* Figure contents as structured data:

....................

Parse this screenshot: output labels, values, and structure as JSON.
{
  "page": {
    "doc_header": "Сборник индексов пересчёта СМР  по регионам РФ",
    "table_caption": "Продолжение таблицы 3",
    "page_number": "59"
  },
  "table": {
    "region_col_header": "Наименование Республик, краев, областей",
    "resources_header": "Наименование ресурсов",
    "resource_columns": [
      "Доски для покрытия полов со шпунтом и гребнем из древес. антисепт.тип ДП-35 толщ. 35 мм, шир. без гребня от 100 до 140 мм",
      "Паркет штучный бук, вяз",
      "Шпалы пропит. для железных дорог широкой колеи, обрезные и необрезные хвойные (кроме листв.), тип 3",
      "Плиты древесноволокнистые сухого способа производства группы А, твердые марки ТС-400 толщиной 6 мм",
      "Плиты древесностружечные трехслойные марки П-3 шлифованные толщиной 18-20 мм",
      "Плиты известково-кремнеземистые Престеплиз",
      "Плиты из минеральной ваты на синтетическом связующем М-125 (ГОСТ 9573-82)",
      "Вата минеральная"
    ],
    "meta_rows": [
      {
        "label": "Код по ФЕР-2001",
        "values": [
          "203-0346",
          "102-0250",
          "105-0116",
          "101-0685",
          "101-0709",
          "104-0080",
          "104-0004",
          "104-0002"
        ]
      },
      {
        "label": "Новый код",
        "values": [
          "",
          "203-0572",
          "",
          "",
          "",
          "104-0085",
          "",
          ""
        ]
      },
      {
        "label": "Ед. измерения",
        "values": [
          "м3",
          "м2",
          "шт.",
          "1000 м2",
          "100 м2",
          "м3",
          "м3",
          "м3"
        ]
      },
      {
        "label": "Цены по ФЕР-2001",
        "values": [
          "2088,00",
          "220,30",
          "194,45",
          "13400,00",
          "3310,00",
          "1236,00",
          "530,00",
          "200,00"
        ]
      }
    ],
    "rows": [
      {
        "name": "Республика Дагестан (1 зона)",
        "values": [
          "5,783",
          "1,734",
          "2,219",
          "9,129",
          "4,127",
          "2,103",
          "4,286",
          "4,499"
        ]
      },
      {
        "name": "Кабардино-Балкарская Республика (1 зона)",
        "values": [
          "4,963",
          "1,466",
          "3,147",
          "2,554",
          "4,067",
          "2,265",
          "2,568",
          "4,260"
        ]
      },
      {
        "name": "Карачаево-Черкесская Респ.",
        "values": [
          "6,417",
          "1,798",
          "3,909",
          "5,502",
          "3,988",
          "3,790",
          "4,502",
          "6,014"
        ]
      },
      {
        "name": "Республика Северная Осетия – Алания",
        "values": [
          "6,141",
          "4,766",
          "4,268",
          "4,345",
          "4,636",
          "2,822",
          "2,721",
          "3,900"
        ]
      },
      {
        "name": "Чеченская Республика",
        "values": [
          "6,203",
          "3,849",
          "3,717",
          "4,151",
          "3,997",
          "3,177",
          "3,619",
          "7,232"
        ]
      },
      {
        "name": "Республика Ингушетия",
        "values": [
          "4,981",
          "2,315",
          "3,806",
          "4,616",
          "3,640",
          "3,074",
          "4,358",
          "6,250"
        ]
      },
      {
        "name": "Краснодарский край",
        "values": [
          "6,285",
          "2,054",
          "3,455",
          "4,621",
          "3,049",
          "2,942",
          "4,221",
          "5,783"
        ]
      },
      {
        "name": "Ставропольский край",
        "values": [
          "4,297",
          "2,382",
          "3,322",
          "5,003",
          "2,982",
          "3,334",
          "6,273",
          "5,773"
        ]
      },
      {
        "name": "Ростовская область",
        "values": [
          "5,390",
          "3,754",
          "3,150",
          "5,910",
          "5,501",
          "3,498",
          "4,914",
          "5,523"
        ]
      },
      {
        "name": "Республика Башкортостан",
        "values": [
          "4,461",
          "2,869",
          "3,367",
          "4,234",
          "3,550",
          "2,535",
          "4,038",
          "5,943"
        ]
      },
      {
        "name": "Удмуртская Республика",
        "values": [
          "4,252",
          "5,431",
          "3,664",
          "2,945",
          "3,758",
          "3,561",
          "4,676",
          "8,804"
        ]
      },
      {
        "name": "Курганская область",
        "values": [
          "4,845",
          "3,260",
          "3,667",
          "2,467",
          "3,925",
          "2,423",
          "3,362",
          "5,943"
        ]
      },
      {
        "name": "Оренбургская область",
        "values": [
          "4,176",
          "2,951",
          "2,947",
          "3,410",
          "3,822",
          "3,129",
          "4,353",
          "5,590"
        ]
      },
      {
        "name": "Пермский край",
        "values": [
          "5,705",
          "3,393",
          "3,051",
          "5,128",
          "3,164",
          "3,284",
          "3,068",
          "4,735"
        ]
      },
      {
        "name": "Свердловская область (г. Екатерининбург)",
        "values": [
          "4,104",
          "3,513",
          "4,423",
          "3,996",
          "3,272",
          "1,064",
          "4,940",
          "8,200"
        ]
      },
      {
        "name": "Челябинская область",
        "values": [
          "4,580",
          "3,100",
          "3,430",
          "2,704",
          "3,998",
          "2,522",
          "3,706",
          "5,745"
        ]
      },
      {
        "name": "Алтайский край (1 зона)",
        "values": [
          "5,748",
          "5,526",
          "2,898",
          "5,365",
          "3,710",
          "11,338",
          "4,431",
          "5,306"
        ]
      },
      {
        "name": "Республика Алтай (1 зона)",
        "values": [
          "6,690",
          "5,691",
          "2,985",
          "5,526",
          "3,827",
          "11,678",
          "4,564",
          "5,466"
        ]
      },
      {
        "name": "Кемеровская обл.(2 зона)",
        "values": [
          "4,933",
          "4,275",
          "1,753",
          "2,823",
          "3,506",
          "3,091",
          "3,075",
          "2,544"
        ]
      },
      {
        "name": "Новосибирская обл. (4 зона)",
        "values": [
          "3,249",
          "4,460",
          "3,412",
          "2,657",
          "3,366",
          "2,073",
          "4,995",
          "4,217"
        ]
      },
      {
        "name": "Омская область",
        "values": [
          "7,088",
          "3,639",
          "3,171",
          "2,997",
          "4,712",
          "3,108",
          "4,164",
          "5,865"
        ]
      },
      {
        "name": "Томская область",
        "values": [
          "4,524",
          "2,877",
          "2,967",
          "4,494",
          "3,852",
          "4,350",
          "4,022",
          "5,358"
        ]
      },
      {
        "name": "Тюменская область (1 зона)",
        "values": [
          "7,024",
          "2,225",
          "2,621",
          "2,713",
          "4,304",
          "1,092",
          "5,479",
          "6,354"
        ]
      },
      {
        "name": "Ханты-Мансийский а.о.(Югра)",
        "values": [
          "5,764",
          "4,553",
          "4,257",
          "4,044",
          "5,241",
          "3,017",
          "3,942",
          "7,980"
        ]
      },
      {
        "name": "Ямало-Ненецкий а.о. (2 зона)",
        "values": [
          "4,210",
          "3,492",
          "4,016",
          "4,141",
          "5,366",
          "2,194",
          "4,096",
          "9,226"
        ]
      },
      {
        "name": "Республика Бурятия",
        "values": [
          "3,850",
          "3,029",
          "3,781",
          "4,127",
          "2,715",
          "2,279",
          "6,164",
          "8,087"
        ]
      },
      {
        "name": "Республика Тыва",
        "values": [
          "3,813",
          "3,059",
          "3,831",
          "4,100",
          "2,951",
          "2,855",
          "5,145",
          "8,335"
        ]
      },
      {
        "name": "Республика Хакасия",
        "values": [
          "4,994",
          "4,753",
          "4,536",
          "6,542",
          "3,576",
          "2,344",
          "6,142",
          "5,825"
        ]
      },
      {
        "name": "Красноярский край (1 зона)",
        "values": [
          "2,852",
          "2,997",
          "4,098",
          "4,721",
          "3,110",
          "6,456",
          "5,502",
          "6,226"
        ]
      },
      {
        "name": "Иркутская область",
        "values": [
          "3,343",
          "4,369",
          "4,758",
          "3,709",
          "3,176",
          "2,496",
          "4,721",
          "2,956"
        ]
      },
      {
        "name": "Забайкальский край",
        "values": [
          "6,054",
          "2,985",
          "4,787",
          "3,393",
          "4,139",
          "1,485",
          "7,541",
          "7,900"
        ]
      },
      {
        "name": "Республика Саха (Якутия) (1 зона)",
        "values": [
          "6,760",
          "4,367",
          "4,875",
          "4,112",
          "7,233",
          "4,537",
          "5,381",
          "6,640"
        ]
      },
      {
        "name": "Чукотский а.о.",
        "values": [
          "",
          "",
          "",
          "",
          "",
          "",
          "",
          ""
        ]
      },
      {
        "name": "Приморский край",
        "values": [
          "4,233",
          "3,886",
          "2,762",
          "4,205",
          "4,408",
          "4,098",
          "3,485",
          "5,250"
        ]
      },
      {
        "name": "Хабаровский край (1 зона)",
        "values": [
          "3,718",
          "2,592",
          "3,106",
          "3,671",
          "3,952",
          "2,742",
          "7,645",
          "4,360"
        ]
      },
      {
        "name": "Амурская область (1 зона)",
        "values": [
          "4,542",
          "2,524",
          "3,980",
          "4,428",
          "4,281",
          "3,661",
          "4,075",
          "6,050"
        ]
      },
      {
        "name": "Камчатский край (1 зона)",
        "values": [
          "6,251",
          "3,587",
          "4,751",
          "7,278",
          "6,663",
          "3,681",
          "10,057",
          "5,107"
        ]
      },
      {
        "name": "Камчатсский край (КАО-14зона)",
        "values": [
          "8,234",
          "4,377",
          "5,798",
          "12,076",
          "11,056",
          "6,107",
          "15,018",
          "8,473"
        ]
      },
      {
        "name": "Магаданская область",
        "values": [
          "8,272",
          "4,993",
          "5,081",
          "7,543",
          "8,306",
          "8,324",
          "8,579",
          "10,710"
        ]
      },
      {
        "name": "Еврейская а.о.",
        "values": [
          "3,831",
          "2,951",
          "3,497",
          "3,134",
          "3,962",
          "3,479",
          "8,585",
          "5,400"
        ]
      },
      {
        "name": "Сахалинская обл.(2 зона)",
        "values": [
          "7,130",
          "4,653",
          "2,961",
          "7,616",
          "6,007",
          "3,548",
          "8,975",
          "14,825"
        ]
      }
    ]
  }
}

....................

* AIM OF THE TASK:
From the entries, report each line that includes the word "марки".

* CORRECT ANSWER:
      "Плиты древесноволокнистые сухого способа производства группы А, твердые марки ТС-400 толщиной 6 мм",
      "Плиты древесностружечные трехслойные марки П-3 шлифованные толщиной 18-20 мм",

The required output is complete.